[BEGIN Listing]
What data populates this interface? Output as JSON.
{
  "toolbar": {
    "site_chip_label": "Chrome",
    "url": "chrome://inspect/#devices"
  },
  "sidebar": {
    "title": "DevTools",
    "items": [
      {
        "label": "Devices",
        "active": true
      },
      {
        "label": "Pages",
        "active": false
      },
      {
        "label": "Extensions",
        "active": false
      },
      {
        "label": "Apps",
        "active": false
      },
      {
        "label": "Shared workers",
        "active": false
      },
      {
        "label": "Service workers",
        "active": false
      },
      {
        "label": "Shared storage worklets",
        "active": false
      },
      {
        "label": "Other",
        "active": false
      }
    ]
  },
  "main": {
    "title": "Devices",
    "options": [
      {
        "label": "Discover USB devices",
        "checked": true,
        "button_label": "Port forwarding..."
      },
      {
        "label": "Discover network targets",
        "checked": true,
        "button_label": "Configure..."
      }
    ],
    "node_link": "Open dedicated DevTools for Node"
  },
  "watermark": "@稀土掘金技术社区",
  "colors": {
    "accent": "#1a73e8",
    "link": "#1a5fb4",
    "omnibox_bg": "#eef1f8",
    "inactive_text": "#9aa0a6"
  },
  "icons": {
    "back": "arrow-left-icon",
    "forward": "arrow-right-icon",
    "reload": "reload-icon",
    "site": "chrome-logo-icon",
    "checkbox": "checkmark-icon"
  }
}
[END Listing]
Aim of the task: Say how many lines in the listing above include "Discover". Give nothing but the number.

Solution below: 2